_Фрагмент страницы:_

Ссылки для упрощенного доступа

Как устроены США. Моя Америка


Цикл "Как устроена Америка" старался заново открыть Америку, посетив самые разные штаты. В последнем эпизоде подкаста мы "перейдем на личности": я расскажу о своей Америке.

Соединенные Штаты Америки: по территории – третья страна в мире (около 10 миллионов кв. км), по населению – тоже третья (около 336 миллионов). Дата получения независимости: 4 июля 1776 года. Столица – Вашингтон. Крупнейший город – Нью-Йорк. Символ – белоголовый орлан. Девиз: "На Бога уповаем". Традиционный девиз: E pluribus unum, "Из многих – единое".

Ну а теперь я отвечу на примерно те же вопросы, которые задавал моим друзьям в предыдущих эпизодах цикла "Как устроена Америка".

Можно ли по-прежнему считать Америку Новым Светом? Насколько это поэтическое название оправдано сегодня?

Америка у Жюля Верна – страна страстных чудаков

Можно, если не описывать ее, как это делал Жюль Верн. Он утрировал национальные черты до тех пор, пока они не становились забавными шаржами, обычно безобидными. Америка у него – страна страстных чудаков. Они не уступали в экстравагантности англичанам, но сохраняли природную неотесанность, обусловленную хрестоматийным тезисом о неосвоенности континента – воистину Нового Света.

Что-то в этом есть. Как часто бывает, карикатура проговаривается о том, что скрывает портрет. Дело в том, что сегодня, как и всегда, американца окружает дикая во всех отношениях природа. Стоит свернуть с хайвея на любую из боковых дорог, как та начнет сужаться, лес подступит к обочине, из зарослей норовит выйти олень, лось, даже медведь. Я сам знаю в ближних окрестностях Нью-Йорка не очень высокую, но крутую гору (из скромности ее зовут Индюшачьим холмом), забравшись на которую, вы обнаружите панораму без малейших признаков цивилизации – их не видно даже в бинокль.

_Исходные данные:_
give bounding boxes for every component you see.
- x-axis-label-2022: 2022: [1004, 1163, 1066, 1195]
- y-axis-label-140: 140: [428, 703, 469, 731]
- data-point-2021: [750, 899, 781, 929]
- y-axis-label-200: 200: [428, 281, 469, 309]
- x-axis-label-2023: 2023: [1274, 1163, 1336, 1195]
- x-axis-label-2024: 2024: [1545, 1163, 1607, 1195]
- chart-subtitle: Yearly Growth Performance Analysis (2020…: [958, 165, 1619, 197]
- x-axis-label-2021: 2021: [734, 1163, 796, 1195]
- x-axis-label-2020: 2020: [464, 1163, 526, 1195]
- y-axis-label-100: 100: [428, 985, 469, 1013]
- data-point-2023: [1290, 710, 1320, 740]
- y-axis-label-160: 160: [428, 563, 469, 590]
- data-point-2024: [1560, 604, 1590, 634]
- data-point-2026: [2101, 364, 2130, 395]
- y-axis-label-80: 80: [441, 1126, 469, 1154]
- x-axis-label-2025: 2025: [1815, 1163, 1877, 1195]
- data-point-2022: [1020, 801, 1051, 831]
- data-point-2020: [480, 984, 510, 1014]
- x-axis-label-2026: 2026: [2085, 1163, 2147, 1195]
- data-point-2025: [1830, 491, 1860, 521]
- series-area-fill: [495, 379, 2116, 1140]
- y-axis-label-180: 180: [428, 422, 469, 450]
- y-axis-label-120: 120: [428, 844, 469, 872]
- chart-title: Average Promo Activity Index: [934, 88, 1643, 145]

_Задание 1:_ Определите, соответствуют ли утверждения (a), (b) и (c) тексту о США. К каждому ответу «да» или «нет» приведите решающие слова текста дословно. (a) По территории США занимают третье место в мире. (b) Крупнейший город США — Вашингтон. (c) Индюшачий холм — очень высокая гора.
_Задание 2:_
Ответьте на вопросы по тексту о США:
(a) Что названо символом США?
(b) Какой страной Америка предстает у Жюля Верна?
(c) Каких животных, по словам автора, можно встретить, свернув с хайвея на боковую дорогу?
_Задание 3:_ Дайте продолжение текста о США, начав сразу после его последнего предложения.
Приведенные материалы здесь никакой роли не играют.

_Ответ к заданию 1:_
(a) Да: «по территории – третья страна в мире».
(b) Нет: «Крупнейший город – Нью-Йорк».
(c) Нет: «не очень высокую, но крутую гору».

_Ответ к заданию 2:_
(a) Белоголовый орлан.
(b) Страной страстных чудаков.
(c) Оленя, лося и даже медведя.

_Ответ к заданию 3:_
Живя в прирученном, казалось бы, Нью-Йорке, я знаю, что и здесь стихии бывают свирепыми, особенно зимой. Снегопад тут приравнивается к всеобщей забастовке. Жизнь, обыкновенная, трудовая, прекращается и начинается кошмар, неотделимый от восторга. Дети прогуливают школу, взрослые, не в силах добраться домой, флиртуют на рабочих местах, машины прячутся в сугробах, и по Бродвею катят лыжники.

Ну, и, конечно, ураганы, на которые уже не хватает женских имен. Наиболее памятный звался Сэнди. Он оставил нас без электричества, и мы с женой провели чудную неделю с Мандельштамом, которого читали вслух по очереди, экономя на свече. Моим родителям приходилось хуже: они жили на берегу океана, который нередко их навещал на дому. Соленая вода травила посаженную для Рождества елку и заливала первый этаж. На втором старики пережидали беду, сжимая в руках самое дорогое: американские паспорта и свадебные фотографии.

Ураган Сэнди вблизи
Ураган Сэнди вблизи

Безудержные катаклизмы здешнего климата бранят все, кому от него достается, но как-то не совсем искренне. И никакой риск не уменьшает соблазна и цены прибрежной недвижимости.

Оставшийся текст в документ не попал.